*** Records for this exercise

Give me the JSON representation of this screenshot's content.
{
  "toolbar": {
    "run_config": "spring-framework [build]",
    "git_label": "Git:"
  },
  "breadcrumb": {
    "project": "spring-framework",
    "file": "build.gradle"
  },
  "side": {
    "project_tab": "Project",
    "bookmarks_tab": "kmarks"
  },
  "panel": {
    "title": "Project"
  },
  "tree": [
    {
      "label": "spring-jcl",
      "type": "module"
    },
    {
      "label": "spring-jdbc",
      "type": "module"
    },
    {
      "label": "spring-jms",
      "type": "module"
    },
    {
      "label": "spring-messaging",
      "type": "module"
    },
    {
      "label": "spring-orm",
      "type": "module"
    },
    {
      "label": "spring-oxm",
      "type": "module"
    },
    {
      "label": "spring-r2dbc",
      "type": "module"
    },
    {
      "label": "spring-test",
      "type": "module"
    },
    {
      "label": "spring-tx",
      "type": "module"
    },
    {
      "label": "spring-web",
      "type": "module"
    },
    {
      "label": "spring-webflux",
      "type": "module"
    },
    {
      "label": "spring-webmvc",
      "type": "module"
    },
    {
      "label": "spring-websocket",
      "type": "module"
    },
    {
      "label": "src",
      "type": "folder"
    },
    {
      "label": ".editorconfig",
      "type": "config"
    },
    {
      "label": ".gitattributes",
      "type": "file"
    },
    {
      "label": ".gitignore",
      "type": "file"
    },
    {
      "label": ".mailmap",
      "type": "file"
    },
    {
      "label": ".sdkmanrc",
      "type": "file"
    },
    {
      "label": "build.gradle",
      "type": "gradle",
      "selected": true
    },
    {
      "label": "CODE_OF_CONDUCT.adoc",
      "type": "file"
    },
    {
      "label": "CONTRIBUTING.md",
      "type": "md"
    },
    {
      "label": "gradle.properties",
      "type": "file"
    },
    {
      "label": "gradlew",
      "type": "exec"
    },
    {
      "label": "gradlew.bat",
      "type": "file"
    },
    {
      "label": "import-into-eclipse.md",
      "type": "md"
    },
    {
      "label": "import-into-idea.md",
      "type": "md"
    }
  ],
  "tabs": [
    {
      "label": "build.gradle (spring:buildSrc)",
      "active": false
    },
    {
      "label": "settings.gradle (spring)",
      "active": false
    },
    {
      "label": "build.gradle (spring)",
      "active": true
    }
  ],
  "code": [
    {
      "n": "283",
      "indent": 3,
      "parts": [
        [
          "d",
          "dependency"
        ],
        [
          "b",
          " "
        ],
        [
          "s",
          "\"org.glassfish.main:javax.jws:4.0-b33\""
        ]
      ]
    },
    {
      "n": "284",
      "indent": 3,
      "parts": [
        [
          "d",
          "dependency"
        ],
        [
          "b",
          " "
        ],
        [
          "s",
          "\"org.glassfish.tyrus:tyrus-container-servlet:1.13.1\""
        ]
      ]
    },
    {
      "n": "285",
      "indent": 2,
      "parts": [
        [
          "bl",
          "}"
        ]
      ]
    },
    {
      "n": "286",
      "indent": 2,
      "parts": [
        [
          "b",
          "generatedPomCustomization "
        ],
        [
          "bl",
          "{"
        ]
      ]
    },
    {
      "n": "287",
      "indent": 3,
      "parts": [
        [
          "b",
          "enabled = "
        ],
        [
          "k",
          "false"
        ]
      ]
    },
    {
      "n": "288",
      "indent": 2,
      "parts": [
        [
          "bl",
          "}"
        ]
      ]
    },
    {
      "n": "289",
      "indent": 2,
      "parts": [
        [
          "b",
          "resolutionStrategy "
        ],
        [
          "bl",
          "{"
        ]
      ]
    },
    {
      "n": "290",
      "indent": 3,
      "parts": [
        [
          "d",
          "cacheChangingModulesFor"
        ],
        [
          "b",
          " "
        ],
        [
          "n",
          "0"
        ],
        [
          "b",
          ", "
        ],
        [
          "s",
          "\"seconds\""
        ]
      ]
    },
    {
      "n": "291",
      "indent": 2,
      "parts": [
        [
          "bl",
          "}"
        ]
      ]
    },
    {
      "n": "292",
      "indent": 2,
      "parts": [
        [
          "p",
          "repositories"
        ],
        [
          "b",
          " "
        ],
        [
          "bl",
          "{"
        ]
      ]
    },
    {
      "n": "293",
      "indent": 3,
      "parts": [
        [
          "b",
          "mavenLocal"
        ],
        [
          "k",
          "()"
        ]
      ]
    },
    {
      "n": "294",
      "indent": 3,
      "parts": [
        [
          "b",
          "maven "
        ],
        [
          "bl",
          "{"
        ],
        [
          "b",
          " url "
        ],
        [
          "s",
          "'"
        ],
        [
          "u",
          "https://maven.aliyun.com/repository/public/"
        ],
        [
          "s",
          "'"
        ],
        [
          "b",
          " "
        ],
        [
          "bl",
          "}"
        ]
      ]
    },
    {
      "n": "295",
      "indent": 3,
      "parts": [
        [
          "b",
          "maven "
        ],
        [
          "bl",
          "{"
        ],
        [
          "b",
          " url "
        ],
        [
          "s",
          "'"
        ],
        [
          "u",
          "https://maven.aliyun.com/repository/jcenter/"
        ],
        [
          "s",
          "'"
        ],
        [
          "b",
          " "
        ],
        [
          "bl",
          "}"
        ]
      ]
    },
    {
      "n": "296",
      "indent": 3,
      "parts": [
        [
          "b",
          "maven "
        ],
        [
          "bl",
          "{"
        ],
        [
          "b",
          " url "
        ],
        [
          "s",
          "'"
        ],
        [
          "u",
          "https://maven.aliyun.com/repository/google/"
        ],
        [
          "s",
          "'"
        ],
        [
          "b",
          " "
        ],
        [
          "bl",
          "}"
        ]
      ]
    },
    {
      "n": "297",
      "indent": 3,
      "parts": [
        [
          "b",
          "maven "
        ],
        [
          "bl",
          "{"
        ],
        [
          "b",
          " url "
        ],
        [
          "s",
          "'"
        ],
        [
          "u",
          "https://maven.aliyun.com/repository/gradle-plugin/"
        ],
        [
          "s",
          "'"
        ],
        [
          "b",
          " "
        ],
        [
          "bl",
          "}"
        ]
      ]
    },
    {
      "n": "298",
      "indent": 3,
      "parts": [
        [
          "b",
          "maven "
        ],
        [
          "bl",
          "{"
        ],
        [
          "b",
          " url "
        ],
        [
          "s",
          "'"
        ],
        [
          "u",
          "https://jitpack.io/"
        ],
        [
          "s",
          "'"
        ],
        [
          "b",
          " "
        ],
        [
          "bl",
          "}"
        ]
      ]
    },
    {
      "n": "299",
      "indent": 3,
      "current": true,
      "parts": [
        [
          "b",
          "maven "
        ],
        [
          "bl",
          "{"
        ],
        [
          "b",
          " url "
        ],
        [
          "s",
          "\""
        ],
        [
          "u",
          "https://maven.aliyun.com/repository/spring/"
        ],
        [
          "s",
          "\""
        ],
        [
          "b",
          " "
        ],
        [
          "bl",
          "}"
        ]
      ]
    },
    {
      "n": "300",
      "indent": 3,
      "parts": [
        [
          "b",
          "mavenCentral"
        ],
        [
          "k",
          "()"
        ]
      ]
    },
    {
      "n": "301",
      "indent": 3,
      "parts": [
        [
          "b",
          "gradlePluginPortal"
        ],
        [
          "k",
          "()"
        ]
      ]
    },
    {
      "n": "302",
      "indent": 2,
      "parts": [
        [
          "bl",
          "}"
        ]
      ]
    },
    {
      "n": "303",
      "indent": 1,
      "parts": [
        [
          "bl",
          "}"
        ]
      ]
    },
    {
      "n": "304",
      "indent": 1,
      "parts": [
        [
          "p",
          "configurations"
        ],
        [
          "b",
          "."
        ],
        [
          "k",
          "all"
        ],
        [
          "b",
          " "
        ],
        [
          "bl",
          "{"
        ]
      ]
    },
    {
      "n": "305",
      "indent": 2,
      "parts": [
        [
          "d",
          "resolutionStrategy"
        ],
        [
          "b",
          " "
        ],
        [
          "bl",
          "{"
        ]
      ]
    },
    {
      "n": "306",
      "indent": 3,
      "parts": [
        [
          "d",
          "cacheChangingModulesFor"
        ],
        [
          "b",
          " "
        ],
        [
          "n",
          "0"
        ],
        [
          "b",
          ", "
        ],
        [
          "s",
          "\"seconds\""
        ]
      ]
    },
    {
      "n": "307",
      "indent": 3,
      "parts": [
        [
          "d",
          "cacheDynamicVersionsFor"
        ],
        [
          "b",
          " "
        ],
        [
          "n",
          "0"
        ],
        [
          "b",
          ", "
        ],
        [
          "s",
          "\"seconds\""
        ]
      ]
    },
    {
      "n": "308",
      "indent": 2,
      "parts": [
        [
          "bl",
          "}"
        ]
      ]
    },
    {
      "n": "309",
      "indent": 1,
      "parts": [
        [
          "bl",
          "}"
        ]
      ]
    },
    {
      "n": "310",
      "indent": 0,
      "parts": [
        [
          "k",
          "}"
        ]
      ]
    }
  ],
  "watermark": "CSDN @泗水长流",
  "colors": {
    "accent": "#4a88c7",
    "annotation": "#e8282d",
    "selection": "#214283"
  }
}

******

◆ **Given task**
Identify the lines of the entries containing the string "resolutionStrategy". Copy each such line.

◆ **Response**
          "resolutionStrategy "
          "resolutionStrategy"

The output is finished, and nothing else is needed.